Data listing
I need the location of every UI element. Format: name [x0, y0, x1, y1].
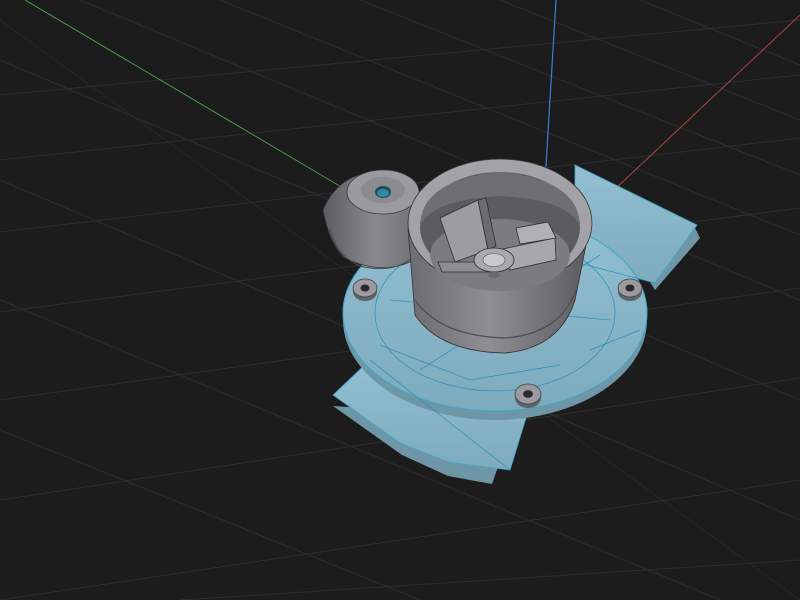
viewport-canvas[interactable] — [0, 0, 800, 600]
mount-boss-bottom[interactable] — [514, 383, 542, 408]
y-axis-line — [24, 0, 361, 199]
mount-boss-left[interactable] — [352, 278, 378, 301]
3d-viewport[interactable] — [0, 0, 800, 600]
mount-boss-right[interactable] — [617, 278, 643, 301]
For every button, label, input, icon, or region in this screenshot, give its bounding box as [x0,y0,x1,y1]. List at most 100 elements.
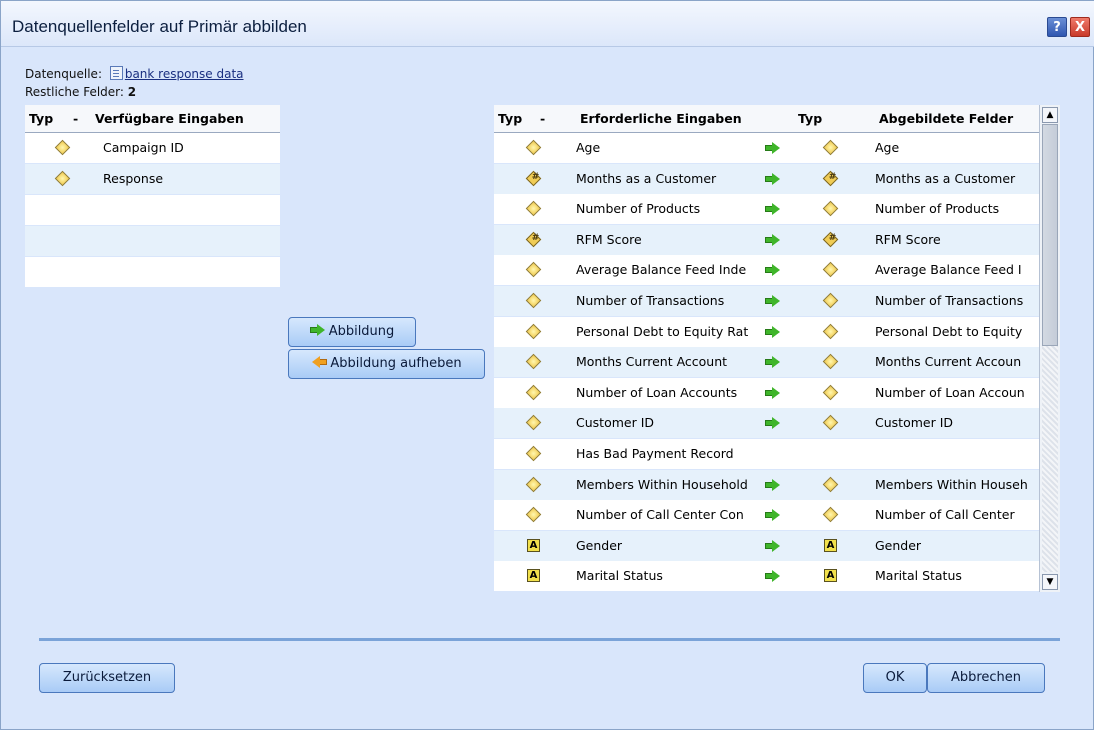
column-type[interactable]: Typ [498,111,522,126]
continuous-type-icon [525,323,542,339]
mapping-arrow-icon [765,172,781,185]
required-field-name: Has Bad Payment Record [576,446,734,461]
continuous-type-icon [822,384,839,401]
table-row[interactable]: Average Balance Feed Inde Average Balance… [494,255,1040,286]
table-row[interactable]: Number of Products Number of Products [494,194,1040,225]
datasource-label: Datenquelle: [25,67,102,81]
mapping-arrow-icon [765,325,781,338]
mapped-field-name: Age [875,140,900,155]
required-field-name: Gender [576,537,623,553]
column-available-inputs[interactable]: Verfügbare Eingaben [95,111,244,126]
continuous-type-icon [822,292,839,309]
dialog-title: Datenquellenfelder auf Primär abbilden [12,17,307,36]
mapped-field-name: Number of Call Center [875,507,1015,523]
footer-separator [39,638,1060,641]
help-button[interactable]: ? [1047,17,1067,37]
mapping-arrow-icon [765,570,781,583]
arrow-left-icon [311,356,328,368]
table-row[interactable]: Members Within Household Members Within H… [494,469,1040,500]
map-button[interactable]: Abbildung [288,317,416,347]
column-mapped-fields[interactable]: Abgebildete Felder [879,111,1013,126]
continuous-type-icon [822,323,839,339]
column-sort[interactable]: - [540,111,545,126]
required-rows: Age Age Months as a CustomerMonths as a Cu… [494,133,1040,592]
vertical-scrollbar[interactable]: ▲ ▼ [1039,105,1060,592]
required-field-name: Customer ID [576,415,655,431]
datasource-icon [109,66,123,80]
required-field-name: Members Within Household [576,476,748,492]
table-row[interactable]: RFM Score RFM Score [494,224,1040,255]
required-field-name: Age [576,140,601,155]
table-row[interactable]: A Marital Status A Marital Status [494,561,1040,592]
mapping-arrow-icon [765,539,781,552]
table-row[interactable]: A Gender A Gender [494,530,1040,561]
column-required-inputs[interactable]: Erforderliche Eingaben [580,111,742,126]
unmap-button[interactable]: Abbildung aufheben [288,349,485,379]
scroll-up-button[interactable]: ▲ [1042,107,1058,123]
datasource-line: Datenquelle: bank response data [25,66,244,81]
mapped-field-name: Average Balance Feed I [875,262,1022,278]
cancel-button[interactable]: Abbrechen [927,663,1045,693]
nominal-type-icon: A [527,569,540,583]
mapping-arrow-icon [765,386,781,399]
scroll-thumb[interactable] [1042,124,1058,346]
available-header: Typ - Verfügbare Eingaben [25,105,280,133]
continuous-type-icon [822,262,839,278]
table-row[interactable]: Customer ID Customer ID [494,408,1040,439]
required-field-name: Marital Status [576,568,663,584]
mapped-field-name: Personal Debt to Equity [875,323,1023,339]
mapped-field-name: Number of Transactions [875,293,1024,308]
scroll-track[interactable] [1042,346,1058,572]
scroll-down-button[interactable]: ▼ [1042,574,1058,590]
mapped-field-name: Number of Loan Accoun [875,384,1025,400]
ordinal-type-icon [525,231,542,248]
remaining-fields: Restliche Felder: 2 [25,85,136,99]
table-row[interactable]: Number of Call Center Con Number of Call … [494,500,1040,531]
ok-button[interactable]: OK [863,663,927,693]
column-mapped-type[interactable]: Typ [798,111,822,126]
required-field-name: Personal Debt to Equity Rat [576,323,749,339]
table-row[interactable]: Number of Transactions Number of Transact… [494,286,1040,316]
reset-button[interactable]: Zurücksetzen [39,663,175,693]
table-row[interactable]: Age Age [494,133,1040,163]
continuous-type-icon [525,292,542,309]
column-sort[interactable]: - [73,111,78,126]
column-type[interactable]: Typ [29,111,53,126]
continuous-type-icon [822,476,839,492]
continuous-type-icon [525,139,542,156]
continuous-type-icon [822,200,839,217]
mapping-arrow-icon [765,264,781,277]
continuous-type-icon [822,415,839,431]
arrow-right-icon [309,324,326,336]
table-row[interactable]: Months as a Customer Months as a Customer [494,163,1040,194]
continuous-type-icon [822,139,839,156]
mapping-arrow-icon [765,203,781,216]
nominal-type-icon: A [824,569,837,583]
table-row[interactable]: Personal Debt to Equity Rat Personal Debt… [494,316,1040,347]
table-row[interactable] [25,195,280,225]
mapped-field-name: Gender [875,537,922,553]
required-field-name: Average Balance Feed Inde [576,262,747,278]
mapping-arrow-icon [765,233,781,246]
table-row[interactable]: Campaign ID [25,133,280,163]
required-field-name: Months as a Customer [576,170,717,186]
required-field-name: Months Current Account [576,354,728,370]
mapping-arrow-icon [765,509,781,522]
mapping-arrow-icon [765,417,781,430]
required-field-name: RFM Score [576,231,642,247]
table-row[interactable] [25,226,280,256]
table-row[interactable] [25,257,280,287]
continuous-type-icon [525,200,542,217]
required-field-name: Number of Products [576,201,701,217]
table-row[interactable]: Has Bad Payment Record [494,439,1040,469]
datasource-link[interactable]: bank response data [125,67,244,81]
map-fields-dialog: Datenquellenfelder auf Primär abbilden ?… [0,0,1094,730]
close-button[interactable]: X [1070,17,1090,37]
table-row[interactable]: Number of Loan Accounts Number of Loan Ac… [494,377,1040,408]
map-label: Abbildung [328,324,395,339]
table-row[interactable]: Response [25,164,280,194]
table-row[interactable]: Months Current Account Months Current Acc… [494,347,1040,378]
continuous-type-icon [525,415,542,431]
continuous-type-icon [54,139,71,156]
nominal-type-icon: A [527,538,540,552]
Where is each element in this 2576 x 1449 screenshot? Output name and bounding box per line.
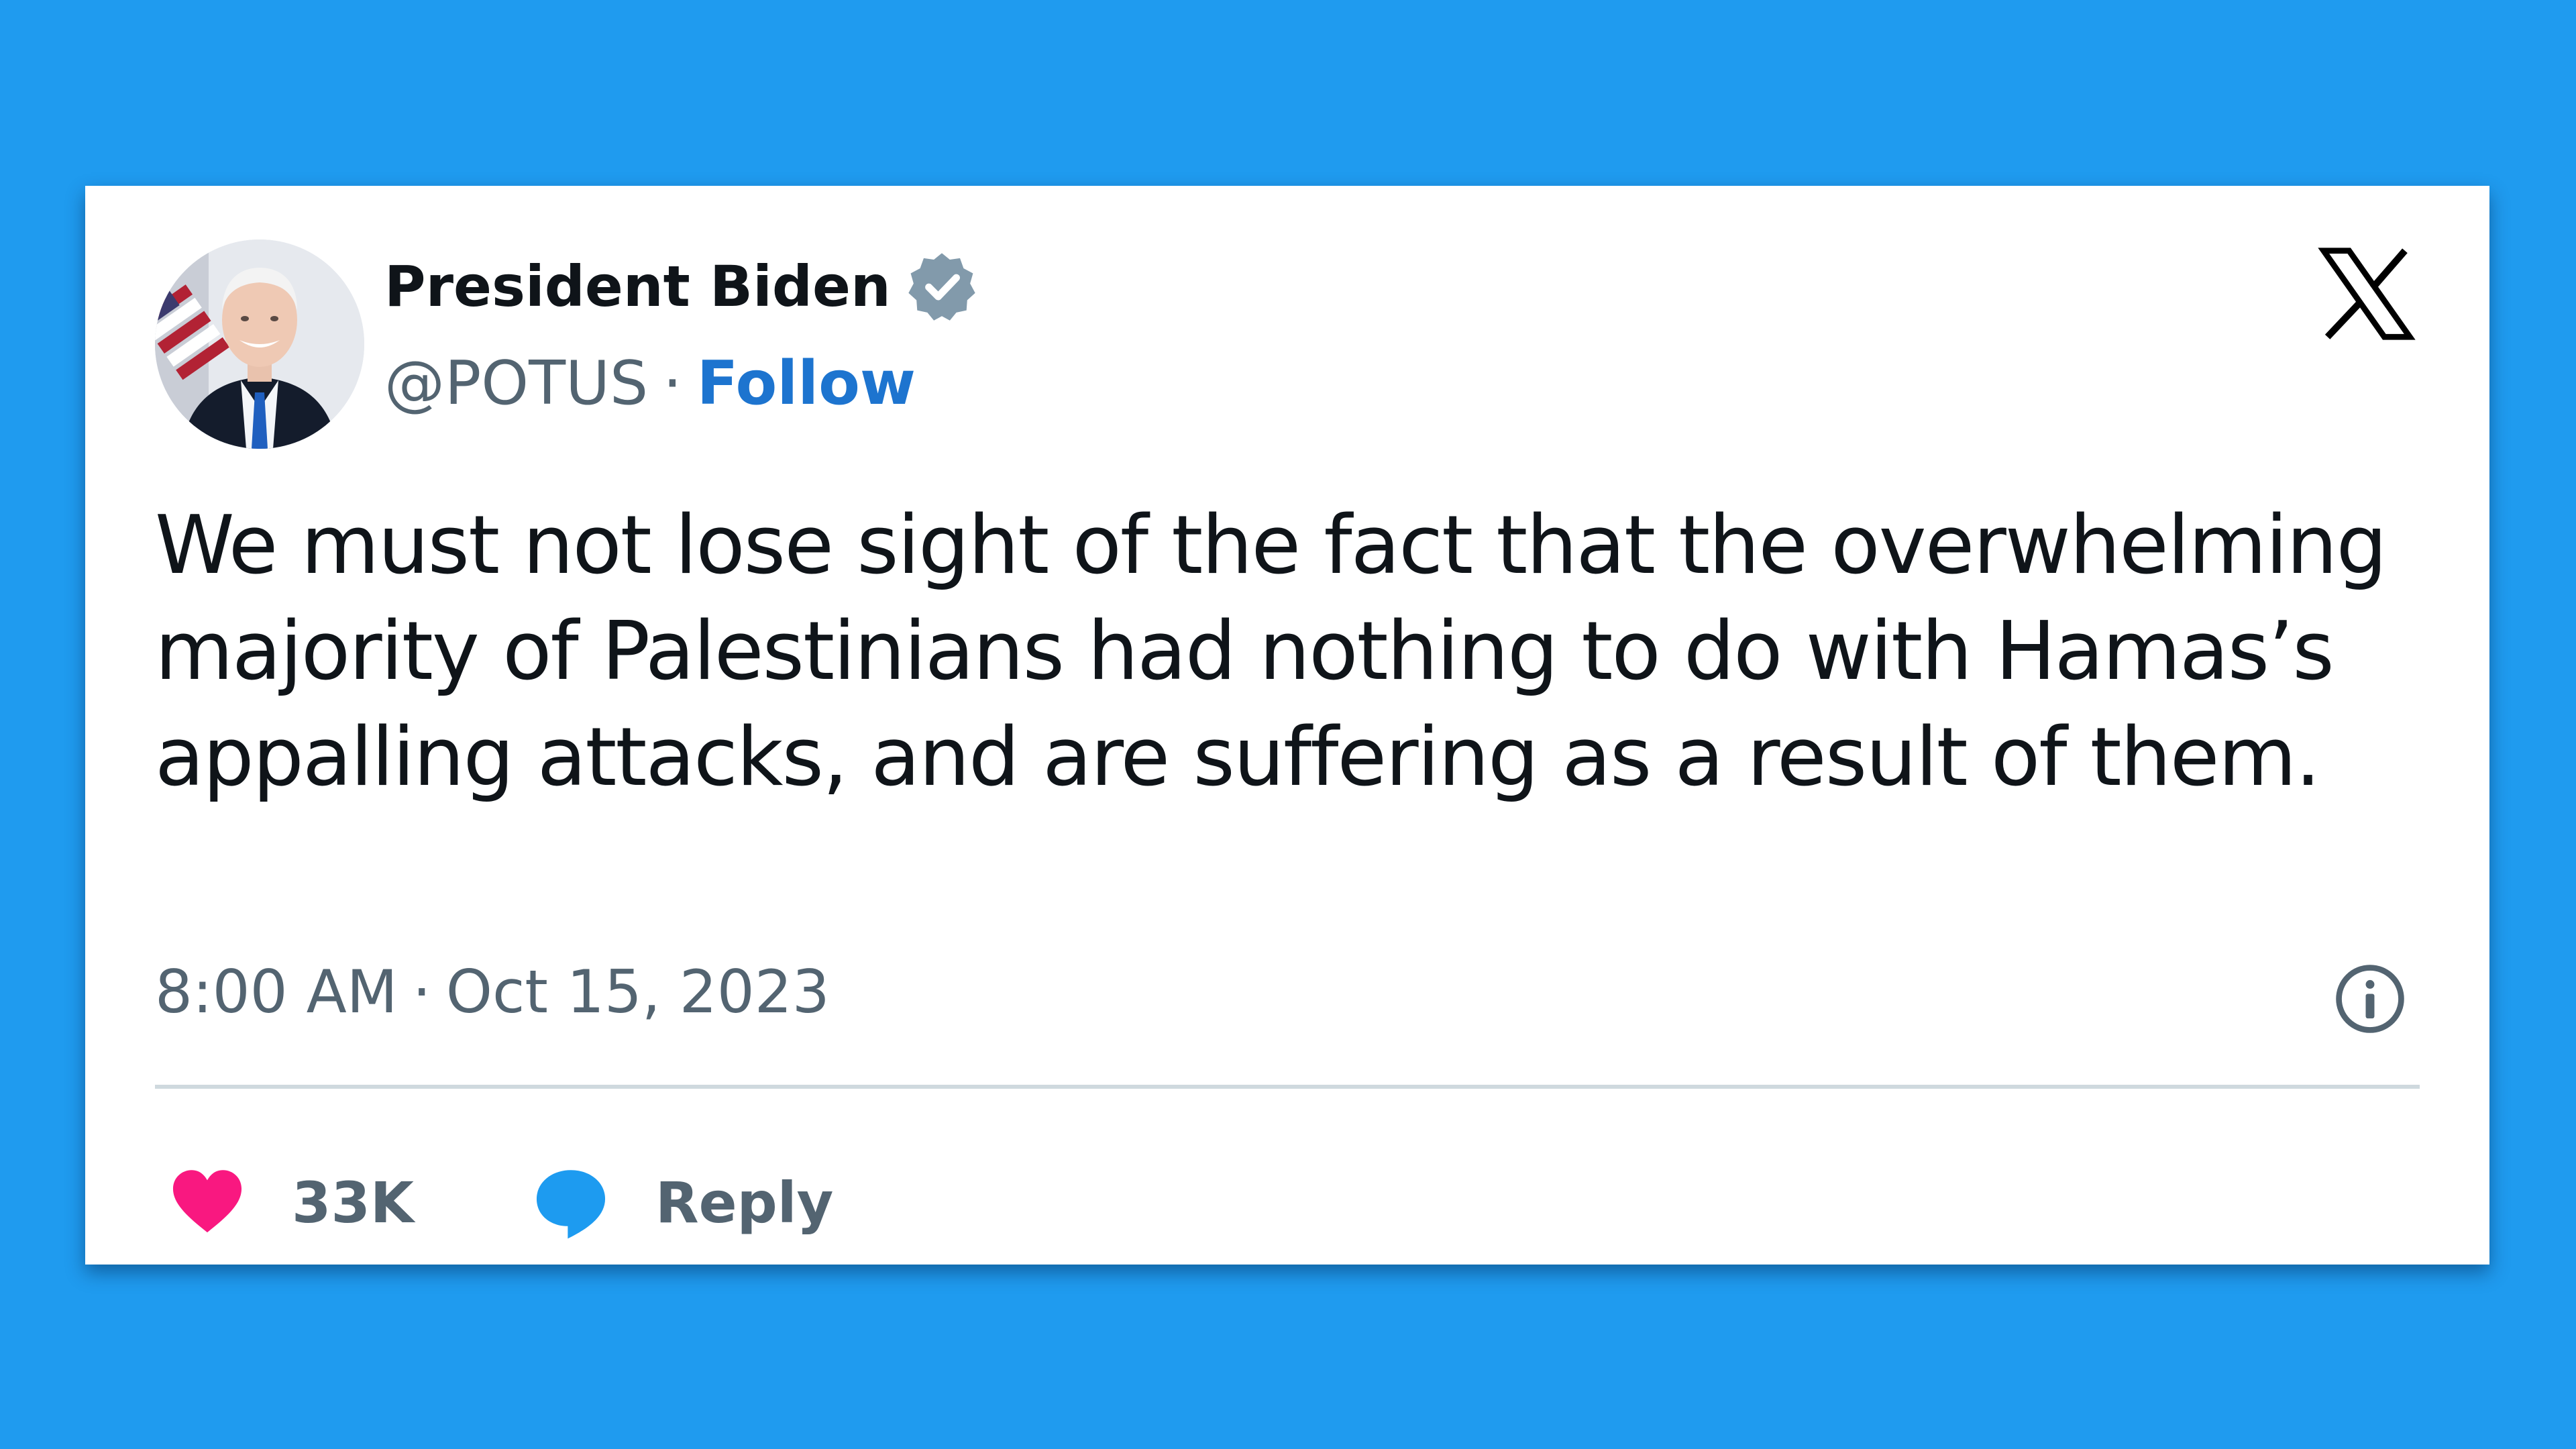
speech-bubble-icon <box>532 1164 610 1242</box>
verified-badge-icon <box>906 250 978 323</box>
author-name-row: President Biden <box>384 250 978 323</box>
tweet-text: We must not lose sight of the fact that … <box>155 499 2387 804</box>
tweet-timestamp[interactable]: 8:00 AM · Oct 15, 2023 <box>155 963 830 1022</box>
avatar-portrait-image <box>155 239 364 449</box>
follow-button[interactable]: Follow <box>697 354 916 414</box>
author-handle[interactable]: @POTUS <box>384 354 648 414</box>
heart-icon <box>168 1164 246 1242</box>
tweet-date: Oct 15, 2023 <box>445 957 830 1026</box>
tweet-actions: 33K Reply <box>168 1163 833 1243</box>
avatar[interactable] <box>155 239 364 449</box>
author-name[interactable]: President Biden <box>384 258 891 315</box>
reply-button[interactable]: Reply <box>532 1164 833 1242</box>
info-icon[interactable] <box>2334 963 2406 1035</box>
x-logo-icon[interactable] <box>2318 245 2416 343</box>
divider <box>155 1085 2420 1089</box>
timestamp-separator: · <box>412 957 431 1026</box>
tweet-card: President Biden @POTUS · Follow We must … <box>85 186 2489 1265</box>
like-count: 33K <box>292 1170 414 1236</box>
tweet-time: 8:00 AM <box>155 957 398 1026</box>
reply-label: Reply <box>655 1170 834 1236</box>
handle-separator: · <box>663 348 682 419</box>
like-button[interactable]: 33K <box>168 1164 414 1242</box>
author-handle-row: @POTUS · Follow <box>384 354 916 414</box>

■ TASK STATEMENT
Reproduce every line of the data listing above verbatim, from start to finish. Omit the pictures.

■ COMPLETED TASK
I need the location of every UI element. Format: name [x0, y0, x1, y1].
viewport-canvas[interactable] — [0, 0, 800, 600]
mount-boss-bottom[interactable] — [514, 383, 542, 408]
y-axis-line — [24, 0, 361, 199]
mount-boss-left[interactable] — [352, 278, 378, 301]
3d-viewport[interactable] — [0, 0, 800, 600]
mount-boss-right[interactable] — [617, 278, 643, 301]
For every button, label, input, icon, or region in this screenshot, give its bounding box as [x0,y0,x1,y1]. List at most 100 elements.
column-type[interactable]: Typ [498,111,522,126]
continuous-type-icon [525,323,542,339]
mapping-arrow-icon [765,172,781,185]
required-field-name: Has Bad Payment Record [576,446,734,461]
continuous-type-icon [822,384,839,401]
table-row[interactable]: Average Balance Feed Inde Average Balance… [494,255,1040,286]
table-row[interactable]: Number of Products Number of Products [494,194,1040,225]
datasource-label: Datenquelle: [25,67,102,81]
mapping-arrow-icon [765,325,781,338]
mapped-field-name: Age [875,140,900,155]
required-field-name: Gender [576,537,623,553]
column-available-inputs[interactable]: Verfügbare Eingaben [95,111,244,126]
continuous-type-icon [822,292,839,309]
dialog-title: Datenquellenfelder auf Primär abbilden [12,17,307,36]
mapped-field-name: Number of Call Center [875,507,1015,523]
footer-separator [39,638,1060,641]
help-button[interactable]: ? [1047,17,1067,37]
mapping-arrow-icon [765,570,781,583]
arrow-left-icon [311,356,328,368]
table-row[interactable]: Members Within Household Members Within H… [494,469,1040,500]
map-button[interactable]: Abbildung [288,317,416,347]
column-mapped-fields[interactable]: Abgebildete Felder [879,111,1013,126]
continuous-type-icon [822,323,839,339]
column-sort[interactable]: - [540,111,545,126]
required-rows: Age Age Months as a CustomerMonths as a Cu… [494,133,1040,592]
vertical-scrollbar[interactable]: ▲ ▼ [1039,105,1060,592]
required-field-name: Customer ID [576,415,655,431]
datasource-icon [109,66,123,80]
required-field-name: Members Within Household [576,476,748,492]
table-row[interactable]: RFM Score RFM Score [494,224,1040,255]
required-field-name: Age [576,140,601,155]
table-row[interactable]: A Marital Status A Marital Status [494,561,1040,592]
mapping-arrow-icon [765,539,781,552]
table-row[interactable]: A Gender A Gender [494,530,1040,561]
column-required-inputs[interactable]: Erforderliche Eingaben [580,111,742,126]
unmap-button[interactable]: Abbildung aufheben [288,349,485,379]
scroll-up-button[interactable]: ▲ [1042,107,1058,123]
datasource-line: Datenquelle: bank response data [25,66,244,81]
mapped-field-name: Average Balance Feed I [875,262,1022,278]
cancel-button[interactable]: Abbrechen [927,663,1045,693]
nominal-type-icon: A [527,569,540,583]
mapping-arrow-icon [765,386,781,399]
scroll-thumb[interactable] [1042,124,1058,346]
available-header: Typ - Verfügbare Eingaben [25,105,280,133]
continuous-type-icon [822,262,839,278]
table-row[interactable]: Customer ID Customer ID [494,408,1040,439]
required-field-name: Marital Status [576,568,663,584]
mapped-field-name: Personal Debt to Equity [875,323,1023,339]
mapped-field-name: Number of Transactions [875,293,1024,308]
scroll-track[interactable] [1042,346,1058,572]
scroll-down-button[interactable]: ▼ [1042,574,1058,590]
mapped-field-name: Number of Loan Accoun [875,384,1025,400]
ordinal-type-icon [525,231,542,248]
remaining-fields: Restliche Felder: 2 [25,85,136,99]
table-row[interactable]: Number of Call Center Con Number of Call … [494,500,1040,531]
ok-button[interactable]: OK [863,663,927,693]
column-mapped-type[interactable]: Typ [798,111,822,126]
required-field-name: Personal Debt to Equity Rat [576,323,749,339]
table-row[interactable]: Number of Transactions Number of Transact… [494,286,1040,316]
reset-button[interactable]: Zurücksetzen [39,663,175,693]
table-row[interactable]: Age Age [494,133,1040,163]
continuous-type-icon [525,292,542,309]
column-sort[interactable]: - [73,111,78,126]
column-type[interactable]: Typ [29,111,53,126]
continuous-type-icon [822,476,839,492]
continuous-type-icon [525,139,542,156]
continuous-type-icon [822,200,839,217]
mapping-arrow-icon [765,264,781,277]
continuous-type-icon [822,415,839,431]
arrow-right-icon [309,324,326,336]
table-row[interactable]: Months as a Customer Months as a Customer [494,163,1040,194]
continuous-type-icon [822,139,839,156]
mapping-arrow-icon [765,203,781,216]
nominal-type-icon: A [824,569,837,583]
table-row[interactable]: Personal Debt to Equity Rat Personal Debt… [494,316,1040,347]
table-row[interactable] [25,195,280,225]
mapped-field-name: Gender [875,537,922,553]
required-field-name: Average Balance Feed Inde [576,262,747,278]
mapping-arrow-icon [765,233,781,246]
table-row[interactable]: Campaign ID [25,133,280,163]
required-field-name: Months as a Customer [576,170,717,186]
required-field-name: Months Current Account [576,354,728,370]
mapping-arrow-icon [765,509,781,522]
mapping-arrow-icon [765,417,781,430]
required-field-name: RFM Score [576,231,642,247]
table-row[interactable] [25,226,280,256]
table-row[interactable] [25,257,280,287]
continuous-type-icon [525,200,542,217]
required-field-name: Number of Products [576,201,701,217]
table-row[interactable]: Has Bad Payment Record [494,439,1040,469]
datasource-link[interactable]: bank response data [125,67,244,81]
map-fields-dialog: Datenquellenfelder auf Primär abbilden ?… [0,0,1094,730]
close-button[interactable]: X [1070,17,1090,37]
table-row[interactable]: Number of Loan Accounts Number of Loan Ac… [494,377,1040,408]
map-label: Abbildung [328,324,395,339]
table-row[interactable]: Response [25,164,280,194]
table-row[interactable]: Months Current Account Months Current Acc… [494,347,1040,378]
continuous-type-icon [525,415,542,431]
continuous-type-icon [54,139,71,156]
nominal-type-icon: A [527,538,540,552]
Where is each element in this 2576 x 1449 screenshot? Output name and bounding box per line.
speech-bubble-icon <box>532 1164 610 1242</box>
verified-badge-icon <box>906 250 978 323</box>
author-name-row: President Biden <box>384 250 978 323</box>
tweet-text: We must not lose sight of the fact that … <box>155 499 2387 804</box>
tweet-timestamp[interactable]: 8:00 AM · Oct 15, 2023 <box>155 963 830 1022</box>
avatar-portrait-image <box>155 239 364 449</box>
follow-button[interactable]: Follow <box>697 354 916 414</box>
author-handle[interactable]: @POTUS <box>384 354 648 414</box>
heart-icon <box>168 1164 246 1242</box>
tweet-date: Oct 15, 2023 <box>445 957 830 1026</box>
tweet-actions: 33K Reply <box>168 1163 833 1243</box>
avatar[interactable] <box>155 239 364 449</box>
author-name[interactable]: President Biden <box>384 258 891 315</box>
reply-button[interactable]: Reply <box>532 1164 833 1242</box>
info-icon[interactable] <box>2334 963 2406 1035</box>
x-logo-icon[interactable] <box>2318 245 2416 343</box>
divider <box>155 1085 2420 1089</box>
timestamp-separator: · <box>412 957 431 1026</box>
tweet-card: President Biden @POTUS · Follow We must … <box>85 186 2489 1265</box>
like-count: 33K <box>292 1170 414 1236</box>
tweet-time: 8:00 AM <box>155 957 398 1026</box>
reply-label: Reply <box>655 1170 834 1236</box>
handle-separator: · <box>663 348 682 419</box>
like-button[interactable]: 33K <box>168 1164 414 1242</box>
author-handle-row: @POTUS · Follow <box>384 354 916 414</box>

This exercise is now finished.